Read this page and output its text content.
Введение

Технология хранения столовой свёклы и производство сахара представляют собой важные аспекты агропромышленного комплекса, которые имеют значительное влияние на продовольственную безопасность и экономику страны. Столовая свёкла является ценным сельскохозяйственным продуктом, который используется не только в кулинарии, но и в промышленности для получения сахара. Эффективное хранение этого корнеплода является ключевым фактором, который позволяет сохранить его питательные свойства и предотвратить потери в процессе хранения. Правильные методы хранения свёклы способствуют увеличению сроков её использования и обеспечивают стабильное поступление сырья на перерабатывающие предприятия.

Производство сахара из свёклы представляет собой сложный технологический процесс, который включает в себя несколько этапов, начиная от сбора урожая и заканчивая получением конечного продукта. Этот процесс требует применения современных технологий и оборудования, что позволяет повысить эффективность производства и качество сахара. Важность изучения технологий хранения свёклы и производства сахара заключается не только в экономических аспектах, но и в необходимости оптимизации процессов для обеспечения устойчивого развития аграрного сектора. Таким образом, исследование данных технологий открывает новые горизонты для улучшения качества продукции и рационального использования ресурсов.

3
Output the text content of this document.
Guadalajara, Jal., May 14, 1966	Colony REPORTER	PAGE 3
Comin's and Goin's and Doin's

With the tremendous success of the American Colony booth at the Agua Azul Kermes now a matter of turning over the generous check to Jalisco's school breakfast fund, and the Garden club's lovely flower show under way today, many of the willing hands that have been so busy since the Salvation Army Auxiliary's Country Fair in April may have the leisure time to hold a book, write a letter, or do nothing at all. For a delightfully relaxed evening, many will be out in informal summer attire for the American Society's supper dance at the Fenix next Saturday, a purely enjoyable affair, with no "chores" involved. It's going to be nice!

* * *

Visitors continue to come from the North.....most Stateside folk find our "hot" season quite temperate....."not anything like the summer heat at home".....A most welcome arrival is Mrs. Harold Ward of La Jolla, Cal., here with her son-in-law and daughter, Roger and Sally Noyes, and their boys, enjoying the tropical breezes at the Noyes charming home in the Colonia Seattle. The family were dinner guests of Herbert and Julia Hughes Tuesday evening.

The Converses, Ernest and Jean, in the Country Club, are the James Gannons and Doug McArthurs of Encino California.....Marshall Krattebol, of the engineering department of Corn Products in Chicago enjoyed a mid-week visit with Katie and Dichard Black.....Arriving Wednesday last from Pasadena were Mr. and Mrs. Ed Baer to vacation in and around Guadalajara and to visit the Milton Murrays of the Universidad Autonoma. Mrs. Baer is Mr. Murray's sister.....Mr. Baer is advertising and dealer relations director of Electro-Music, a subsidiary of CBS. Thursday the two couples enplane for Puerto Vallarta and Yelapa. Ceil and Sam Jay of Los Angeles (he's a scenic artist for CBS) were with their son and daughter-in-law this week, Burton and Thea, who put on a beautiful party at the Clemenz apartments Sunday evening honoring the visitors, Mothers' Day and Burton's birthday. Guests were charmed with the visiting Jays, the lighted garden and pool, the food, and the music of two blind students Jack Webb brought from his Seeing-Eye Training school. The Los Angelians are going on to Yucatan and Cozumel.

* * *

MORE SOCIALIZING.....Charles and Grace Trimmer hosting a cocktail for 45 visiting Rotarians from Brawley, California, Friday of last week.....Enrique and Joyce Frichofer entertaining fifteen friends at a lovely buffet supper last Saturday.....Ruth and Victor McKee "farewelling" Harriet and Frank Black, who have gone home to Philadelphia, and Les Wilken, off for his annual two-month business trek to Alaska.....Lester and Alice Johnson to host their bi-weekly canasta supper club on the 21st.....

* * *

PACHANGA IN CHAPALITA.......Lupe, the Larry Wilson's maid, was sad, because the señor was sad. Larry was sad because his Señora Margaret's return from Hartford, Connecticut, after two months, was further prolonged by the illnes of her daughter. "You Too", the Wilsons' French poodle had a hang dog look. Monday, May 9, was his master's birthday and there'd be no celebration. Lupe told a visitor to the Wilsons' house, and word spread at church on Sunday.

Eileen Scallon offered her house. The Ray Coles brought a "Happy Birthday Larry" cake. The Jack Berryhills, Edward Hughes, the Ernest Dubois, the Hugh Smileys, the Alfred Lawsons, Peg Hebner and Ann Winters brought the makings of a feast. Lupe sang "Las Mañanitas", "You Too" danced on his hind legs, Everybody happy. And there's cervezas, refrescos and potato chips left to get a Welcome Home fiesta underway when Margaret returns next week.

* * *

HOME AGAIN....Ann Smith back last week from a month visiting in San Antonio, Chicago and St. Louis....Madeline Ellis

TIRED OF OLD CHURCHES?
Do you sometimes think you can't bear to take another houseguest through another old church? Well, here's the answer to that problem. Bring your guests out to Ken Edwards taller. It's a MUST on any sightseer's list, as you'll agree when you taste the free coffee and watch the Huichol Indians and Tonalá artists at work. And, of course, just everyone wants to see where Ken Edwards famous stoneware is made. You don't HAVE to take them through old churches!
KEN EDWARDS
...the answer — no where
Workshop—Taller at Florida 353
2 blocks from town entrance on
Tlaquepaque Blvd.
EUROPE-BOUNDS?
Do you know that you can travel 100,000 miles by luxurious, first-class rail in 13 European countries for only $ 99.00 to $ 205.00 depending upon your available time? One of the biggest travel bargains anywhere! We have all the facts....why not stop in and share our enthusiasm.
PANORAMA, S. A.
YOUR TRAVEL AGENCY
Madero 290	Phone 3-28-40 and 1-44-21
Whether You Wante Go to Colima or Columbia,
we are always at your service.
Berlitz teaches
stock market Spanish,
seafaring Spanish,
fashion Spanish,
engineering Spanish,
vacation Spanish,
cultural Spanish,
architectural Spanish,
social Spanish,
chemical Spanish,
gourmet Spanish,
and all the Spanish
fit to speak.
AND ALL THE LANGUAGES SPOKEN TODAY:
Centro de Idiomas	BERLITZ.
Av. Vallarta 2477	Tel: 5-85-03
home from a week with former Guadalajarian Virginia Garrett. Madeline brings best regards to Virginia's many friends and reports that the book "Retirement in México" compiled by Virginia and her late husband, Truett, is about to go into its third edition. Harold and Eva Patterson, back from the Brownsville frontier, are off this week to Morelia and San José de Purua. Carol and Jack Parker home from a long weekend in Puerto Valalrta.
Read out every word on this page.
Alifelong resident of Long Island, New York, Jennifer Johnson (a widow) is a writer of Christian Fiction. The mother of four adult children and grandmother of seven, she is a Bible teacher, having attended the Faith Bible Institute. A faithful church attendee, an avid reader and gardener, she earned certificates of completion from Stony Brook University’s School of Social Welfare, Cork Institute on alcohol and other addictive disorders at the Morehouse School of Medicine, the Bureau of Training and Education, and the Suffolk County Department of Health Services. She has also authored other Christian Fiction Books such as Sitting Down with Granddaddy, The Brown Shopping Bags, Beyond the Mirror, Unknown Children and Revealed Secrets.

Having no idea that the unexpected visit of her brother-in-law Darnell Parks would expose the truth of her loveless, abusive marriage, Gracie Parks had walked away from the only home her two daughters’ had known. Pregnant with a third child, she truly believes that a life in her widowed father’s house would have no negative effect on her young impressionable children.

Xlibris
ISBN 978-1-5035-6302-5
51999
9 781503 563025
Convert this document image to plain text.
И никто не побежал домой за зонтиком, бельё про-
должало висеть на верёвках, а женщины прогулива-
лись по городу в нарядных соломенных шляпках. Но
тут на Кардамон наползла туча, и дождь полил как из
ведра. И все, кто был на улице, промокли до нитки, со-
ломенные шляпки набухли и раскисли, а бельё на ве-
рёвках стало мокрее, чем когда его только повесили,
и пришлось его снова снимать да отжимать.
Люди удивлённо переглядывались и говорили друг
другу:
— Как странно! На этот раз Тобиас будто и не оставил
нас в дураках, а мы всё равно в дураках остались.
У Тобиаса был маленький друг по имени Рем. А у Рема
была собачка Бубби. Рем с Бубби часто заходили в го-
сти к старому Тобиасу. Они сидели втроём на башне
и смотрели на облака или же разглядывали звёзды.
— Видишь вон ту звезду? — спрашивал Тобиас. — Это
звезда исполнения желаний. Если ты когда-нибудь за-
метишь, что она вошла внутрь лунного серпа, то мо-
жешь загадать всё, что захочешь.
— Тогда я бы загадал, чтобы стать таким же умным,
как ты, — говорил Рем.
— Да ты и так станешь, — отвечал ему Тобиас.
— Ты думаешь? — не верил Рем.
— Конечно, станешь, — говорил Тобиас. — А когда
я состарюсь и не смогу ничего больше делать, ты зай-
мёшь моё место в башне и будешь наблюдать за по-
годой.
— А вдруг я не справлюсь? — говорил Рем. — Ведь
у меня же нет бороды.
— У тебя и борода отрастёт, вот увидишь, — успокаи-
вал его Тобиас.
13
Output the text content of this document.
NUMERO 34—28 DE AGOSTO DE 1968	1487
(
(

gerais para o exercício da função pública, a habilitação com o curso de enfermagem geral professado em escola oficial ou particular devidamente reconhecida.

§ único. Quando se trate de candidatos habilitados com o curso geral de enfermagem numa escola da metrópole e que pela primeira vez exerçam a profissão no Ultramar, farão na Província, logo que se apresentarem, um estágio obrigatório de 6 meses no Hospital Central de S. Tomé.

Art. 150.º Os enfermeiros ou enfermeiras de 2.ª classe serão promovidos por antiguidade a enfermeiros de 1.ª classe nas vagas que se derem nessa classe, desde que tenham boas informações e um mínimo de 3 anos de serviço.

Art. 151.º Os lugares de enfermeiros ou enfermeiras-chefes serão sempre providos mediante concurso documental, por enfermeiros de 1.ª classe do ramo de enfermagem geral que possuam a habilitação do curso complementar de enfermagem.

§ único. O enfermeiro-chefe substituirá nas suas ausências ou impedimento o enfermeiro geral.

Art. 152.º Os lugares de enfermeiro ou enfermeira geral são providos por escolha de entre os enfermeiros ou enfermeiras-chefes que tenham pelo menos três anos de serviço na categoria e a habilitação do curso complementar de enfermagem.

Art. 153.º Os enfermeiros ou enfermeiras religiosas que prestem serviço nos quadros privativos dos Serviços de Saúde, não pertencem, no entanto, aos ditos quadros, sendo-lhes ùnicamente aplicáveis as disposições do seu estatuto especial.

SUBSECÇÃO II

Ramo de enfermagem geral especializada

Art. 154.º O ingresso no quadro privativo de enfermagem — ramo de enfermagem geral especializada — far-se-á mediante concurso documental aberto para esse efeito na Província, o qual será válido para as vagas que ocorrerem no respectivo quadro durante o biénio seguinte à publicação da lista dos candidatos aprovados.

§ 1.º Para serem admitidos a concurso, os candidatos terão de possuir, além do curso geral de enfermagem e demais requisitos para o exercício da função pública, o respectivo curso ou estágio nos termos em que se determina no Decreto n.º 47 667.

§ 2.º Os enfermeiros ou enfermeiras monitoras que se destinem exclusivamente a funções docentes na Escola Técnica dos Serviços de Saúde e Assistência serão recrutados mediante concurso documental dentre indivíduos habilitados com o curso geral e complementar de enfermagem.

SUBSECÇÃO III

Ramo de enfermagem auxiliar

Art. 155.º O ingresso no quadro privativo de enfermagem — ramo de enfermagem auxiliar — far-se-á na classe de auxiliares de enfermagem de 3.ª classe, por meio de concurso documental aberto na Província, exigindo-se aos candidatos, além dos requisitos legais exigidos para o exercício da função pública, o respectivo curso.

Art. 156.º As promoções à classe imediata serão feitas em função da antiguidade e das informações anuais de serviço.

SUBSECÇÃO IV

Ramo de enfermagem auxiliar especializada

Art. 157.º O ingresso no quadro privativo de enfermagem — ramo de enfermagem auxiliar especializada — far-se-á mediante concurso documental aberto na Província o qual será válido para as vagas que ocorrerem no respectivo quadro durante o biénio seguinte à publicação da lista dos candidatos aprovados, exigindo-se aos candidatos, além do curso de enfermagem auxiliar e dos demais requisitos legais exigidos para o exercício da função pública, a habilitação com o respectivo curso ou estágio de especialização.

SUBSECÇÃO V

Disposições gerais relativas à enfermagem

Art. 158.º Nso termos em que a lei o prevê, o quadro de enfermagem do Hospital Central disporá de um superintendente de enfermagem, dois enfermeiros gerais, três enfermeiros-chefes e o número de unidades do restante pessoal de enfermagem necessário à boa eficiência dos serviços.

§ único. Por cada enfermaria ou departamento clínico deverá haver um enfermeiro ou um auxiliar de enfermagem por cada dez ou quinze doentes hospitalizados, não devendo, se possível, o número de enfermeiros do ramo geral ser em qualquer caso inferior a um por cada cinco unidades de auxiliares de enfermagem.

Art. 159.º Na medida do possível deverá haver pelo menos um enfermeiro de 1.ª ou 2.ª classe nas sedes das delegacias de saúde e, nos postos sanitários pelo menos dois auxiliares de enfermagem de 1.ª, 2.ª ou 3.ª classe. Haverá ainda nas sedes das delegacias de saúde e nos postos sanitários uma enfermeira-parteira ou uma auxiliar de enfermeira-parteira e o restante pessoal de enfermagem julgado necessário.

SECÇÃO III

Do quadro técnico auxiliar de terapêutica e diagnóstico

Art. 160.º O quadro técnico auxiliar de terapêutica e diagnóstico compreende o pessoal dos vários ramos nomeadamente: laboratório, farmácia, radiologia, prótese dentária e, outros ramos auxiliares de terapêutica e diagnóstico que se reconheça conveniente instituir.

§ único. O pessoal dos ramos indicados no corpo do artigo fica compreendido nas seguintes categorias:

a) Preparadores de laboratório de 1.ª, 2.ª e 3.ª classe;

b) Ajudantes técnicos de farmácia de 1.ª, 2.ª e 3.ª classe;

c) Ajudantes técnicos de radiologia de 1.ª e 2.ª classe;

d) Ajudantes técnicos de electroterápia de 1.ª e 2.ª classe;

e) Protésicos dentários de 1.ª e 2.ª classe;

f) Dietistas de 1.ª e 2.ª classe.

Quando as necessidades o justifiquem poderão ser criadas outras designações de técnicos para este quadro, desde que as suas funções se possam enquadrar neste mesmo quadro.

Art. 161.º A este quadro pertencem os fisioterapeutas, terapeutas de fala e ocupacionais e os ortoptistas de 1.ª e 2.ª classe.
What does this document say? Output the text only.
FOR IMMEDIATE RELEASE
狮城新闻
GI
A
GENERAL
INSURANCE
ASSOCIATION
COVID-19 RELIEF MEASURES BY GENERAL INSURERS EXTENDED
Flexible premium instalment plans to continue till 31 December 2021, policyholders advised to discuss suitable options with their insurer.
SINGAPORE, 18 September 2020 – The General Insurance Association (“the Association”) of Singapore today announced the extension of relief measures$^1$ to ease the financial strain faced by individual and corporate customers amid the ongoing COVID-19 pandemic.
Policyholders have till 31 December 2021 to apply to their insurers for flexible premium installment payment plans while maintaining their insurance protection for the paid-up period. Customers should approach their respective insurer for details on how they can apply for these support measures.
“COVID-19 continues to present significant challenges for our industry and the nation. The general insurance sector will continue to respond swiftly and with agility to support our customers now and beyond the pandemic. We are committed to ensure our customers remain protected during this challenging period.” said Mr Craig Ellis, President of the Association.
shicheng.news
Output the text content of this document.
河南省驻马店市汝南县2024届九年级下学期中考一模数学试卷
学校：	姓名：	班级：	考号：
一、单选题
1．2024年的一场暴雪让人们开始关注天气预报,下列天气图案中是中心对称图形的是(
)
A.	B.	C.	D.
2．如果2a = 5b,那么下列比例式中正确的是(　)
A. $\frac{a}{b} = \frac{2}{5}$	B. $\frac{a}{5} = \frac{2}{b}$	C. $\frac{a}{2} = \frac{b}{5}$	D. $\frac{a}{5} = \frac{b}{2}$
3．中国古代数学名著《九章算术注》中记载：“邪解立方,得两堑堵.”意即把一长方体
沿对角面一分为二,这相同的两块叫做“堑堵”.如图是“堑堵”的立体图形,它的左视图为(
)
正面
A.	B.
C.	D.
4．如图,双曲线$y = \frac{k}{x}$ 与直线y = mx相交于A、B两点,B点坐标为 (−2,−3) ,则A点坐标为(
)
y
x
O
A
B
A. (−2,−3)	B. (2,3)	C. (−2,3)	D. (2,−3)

(Exercise directions)
State how many lines hold the word "frac". The number is the whole answer.

(Task result)
2